= Problem requirements =
Locate the string "type" throughout the material and copy every line in which it occurs.

Figure record extracts:
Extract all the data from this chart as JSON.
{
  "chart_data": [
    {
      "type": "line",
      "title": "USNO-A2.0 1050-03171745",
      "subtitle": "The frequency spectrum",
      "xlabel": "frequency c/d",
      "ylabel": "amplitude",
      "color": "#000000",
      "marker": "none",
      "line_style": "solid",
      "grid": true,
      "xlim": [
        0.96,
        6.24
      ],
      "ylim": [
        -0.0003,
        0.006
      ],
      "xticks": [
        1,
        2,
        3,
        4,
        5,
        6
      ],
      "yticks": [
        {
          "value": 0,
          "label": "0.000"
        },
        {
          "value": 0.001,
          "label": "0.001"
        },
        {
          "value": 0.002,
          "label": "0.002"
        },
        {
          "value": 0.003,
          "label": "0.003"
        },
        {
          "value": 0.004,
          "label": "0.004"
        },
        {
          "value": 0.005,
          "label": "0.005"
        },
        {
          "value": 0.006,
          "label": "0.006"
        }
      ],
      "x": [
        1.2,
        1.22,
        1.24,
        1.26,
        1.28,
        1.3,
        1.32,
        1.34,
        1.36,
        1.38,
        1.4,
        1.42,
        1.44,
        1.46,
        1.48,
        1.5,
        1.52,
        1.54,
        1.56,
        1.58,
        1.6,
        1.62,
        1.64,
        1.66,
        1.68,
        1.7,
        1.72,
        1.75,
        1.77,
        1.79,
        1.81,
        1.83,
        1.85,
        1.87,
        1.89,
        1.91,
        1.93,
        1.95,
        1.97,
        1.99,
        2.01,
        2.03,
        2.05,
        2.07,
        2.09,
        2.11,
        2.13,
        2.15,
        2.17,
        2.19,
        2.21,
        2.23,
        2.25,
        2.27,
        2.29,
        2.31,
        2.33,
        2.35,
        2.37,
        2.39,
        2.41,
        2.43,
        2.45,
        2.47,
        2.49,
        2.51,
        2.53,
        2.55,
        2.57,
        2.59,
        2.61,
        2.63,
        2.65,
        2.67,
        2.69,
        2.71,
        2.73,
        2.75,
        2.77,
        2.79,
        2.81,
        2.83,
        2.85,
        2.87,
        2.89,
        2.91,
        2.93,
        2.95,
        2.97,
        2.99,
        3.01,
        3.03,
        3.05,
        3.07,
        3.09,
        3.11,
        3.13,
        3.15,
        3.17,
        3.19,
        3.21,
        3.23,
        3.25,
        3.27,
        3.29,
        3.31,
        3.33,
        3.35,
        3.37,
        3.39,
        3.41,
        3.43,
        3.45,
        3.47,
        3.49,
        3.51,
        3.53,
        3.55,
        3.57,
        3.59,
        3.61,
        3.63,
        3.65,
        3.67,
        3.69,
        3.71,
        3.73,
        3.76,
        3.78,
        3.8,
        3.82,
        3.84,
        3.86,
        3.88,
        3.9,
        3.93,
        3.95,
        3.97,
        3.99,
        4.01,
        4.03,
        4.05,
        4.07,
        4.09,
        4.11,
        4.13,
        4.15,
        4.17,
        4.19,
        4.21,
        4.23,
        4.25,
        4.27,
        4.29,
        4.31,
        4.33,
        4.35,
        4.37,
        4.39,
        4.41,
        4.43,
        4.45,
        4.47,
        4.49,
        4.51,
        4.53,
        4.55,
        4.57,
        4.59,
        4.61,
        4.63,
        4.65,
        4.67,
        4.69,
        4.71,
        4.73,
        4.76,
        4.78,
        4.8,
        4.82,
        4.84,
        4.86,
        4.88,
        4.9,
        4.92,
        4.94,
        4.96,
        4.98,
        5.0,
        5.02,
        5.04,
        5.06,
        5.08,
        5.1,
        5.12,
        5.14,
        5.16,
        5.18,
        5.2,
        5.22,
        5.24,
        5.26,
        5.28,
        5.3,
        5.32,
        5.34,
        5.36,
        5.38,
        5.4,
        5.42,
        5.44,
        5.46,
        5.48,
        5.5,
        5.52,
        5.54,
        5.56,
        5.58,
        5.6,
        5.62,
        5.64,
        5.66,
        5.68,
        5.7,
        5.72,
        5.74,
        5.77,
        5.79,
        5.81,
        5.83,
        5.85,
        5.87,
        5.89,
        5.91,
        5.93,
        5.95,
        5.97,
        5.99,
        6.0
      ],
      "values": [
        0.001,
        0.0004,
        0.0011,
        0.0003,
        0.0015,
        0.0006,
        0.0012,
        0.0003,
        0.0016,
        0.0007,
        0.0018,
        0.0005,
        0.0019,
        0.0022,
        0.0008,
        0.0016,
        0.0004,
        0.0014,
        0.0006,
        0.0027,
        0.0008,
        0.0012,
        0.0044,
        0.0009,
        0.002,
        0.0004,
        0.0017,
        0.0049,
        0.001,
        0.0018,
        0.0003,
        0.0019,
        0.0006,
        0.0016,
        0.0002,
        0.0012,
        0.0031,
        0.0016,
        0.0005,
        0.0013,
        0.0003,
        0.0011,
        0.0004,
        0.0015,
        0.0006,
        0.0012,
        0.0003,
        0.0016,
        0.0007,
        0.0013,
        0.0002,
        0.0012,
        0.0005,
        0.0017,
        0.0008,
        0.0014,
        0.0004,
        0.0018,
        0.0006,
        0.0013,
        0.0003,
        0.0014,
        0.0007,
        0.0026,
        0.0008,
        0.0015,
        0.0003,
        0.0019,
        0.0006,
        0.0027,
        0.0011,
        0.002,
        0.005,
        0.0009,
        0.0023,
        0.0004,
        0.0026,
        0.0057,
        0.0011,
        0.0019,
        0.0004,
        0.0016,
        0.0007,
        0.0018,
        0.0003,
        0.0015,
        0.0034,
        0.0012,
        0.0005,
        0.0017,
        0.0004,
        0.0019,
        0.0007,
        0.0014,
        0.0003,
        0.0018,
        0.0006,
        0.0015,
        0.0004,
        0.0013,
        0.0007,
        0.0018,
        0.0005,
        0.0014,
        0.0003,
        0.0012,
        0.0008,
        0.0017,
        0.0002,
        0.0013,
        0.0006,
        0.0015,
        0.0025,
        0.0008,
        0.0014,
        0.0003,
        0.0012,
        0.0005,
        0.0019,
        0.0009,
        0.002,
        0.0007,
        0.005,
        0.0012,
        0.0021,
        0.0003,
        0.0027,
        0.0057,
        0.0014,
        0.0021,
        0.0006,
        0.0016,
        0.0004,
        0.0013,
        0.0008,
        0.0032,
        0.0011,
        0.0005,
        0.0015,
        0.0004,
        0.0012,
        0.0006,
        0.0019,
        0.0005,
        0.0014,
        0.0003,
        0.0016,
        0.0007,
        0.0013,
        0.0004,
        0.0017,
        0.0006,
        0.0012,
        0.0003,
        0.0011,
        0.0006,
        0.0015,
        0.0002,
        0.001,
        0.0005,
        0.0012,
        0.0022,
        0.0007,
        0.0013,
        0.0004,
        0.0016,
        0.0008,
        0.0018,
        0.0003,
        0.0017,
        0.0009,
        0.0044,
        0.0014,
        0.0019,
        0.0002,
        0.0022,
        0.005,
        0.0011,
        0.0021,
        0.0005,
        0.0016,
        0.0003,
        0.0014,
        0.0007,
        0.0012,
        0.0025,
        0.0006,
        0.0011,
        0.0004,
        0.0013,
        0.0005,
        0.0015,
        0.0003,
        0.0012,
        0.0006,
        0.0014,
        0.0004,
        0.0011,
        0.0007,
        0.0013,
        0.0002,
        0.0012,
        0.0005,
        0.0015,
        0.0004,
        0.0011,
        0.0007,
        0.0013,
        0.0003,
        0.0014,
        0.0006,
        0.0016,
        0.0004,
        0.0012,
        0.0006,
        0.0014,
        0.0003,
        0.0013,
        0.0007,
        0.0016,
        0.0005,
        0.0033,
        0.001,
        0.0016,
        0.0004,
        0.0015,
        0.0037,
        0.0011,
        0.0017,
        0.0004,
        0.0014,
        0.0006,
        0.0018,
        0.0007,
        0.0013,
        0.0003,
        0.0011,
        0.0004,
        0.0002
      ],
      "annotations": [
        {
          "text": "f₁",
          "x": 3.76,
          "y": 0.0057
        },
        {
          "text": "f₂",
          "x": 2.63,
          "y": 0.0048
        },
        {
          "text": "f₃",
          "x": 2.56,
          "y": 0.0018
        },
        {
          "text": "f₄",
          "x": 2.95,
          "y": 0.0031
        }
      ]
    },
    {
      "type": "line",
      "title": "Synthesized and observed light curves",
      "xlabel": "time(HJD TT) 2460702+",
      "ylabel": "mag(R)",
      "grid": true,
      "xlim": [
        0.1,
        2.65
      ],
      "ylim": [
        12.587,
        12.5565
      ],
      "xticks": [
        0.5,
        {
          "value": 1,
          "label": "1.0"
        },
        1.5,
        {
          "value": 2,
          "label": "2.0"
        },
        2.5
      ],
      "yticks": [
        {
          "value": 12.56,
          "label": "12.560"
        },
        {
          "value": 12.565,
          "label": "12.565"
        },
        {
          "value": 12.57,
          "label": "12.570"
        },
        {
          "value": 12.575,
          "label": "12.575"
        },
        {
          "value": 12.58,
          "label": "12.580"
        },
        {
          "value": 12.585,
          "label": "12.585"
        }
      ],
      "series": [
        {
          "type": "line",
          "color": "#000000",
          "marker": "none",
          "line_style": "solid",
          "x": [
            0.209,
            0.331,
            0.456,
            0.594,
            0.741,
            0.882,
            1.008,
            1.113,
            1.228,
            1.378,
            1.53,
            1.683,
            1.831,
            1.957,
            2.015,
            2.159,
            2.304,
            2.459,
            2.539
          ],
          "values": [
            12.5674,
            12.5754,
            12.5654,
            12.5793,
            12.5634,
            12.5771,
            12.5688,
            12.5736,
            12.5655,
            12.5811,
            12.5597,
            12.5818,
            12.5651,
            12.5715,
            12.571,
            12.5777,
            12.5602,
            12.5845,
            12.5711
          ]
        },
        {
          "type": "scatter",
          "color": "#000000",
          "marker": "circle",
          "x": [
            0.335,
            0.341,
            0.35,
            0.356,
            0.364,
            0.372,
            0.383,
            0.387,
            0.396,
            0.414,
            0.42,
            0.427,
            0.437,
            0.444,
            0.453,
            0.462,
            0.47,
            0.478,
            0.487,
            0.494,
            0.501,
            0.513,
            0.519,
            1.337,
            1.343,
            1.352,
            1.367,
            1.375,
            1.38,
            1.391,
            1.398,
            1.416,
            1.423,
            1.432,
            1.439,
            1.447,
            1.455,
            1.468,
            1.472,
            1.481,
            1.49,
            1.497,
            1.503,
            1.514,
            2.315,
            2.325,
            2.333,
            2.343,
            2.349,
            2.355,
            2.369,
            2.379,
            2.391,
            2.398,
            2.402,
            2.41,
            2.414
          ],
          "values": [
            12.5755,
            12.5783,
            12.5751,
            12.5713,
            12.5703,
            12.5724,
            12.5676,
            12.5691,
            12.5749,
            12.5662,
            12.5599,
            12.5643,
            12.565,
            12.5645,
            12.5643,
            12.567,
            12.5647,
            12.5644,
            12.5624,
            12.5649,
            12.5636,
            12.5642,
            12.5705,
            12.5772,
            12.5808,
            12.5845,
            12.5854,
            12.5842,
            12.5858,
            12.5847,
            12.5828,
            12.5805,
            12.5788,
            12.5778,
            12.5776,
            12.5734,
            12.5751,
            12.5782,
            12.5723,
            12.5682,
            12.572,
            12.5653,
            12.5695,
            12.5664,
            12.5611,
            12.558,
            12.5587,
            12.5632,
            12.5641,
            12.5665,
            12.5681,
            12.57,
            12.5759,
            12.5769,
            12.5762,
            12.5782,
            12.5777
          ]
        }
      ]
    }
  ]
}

= The output =
      "type": "line",
      "type": "line",
          "type": "line",
          "type": "scatter",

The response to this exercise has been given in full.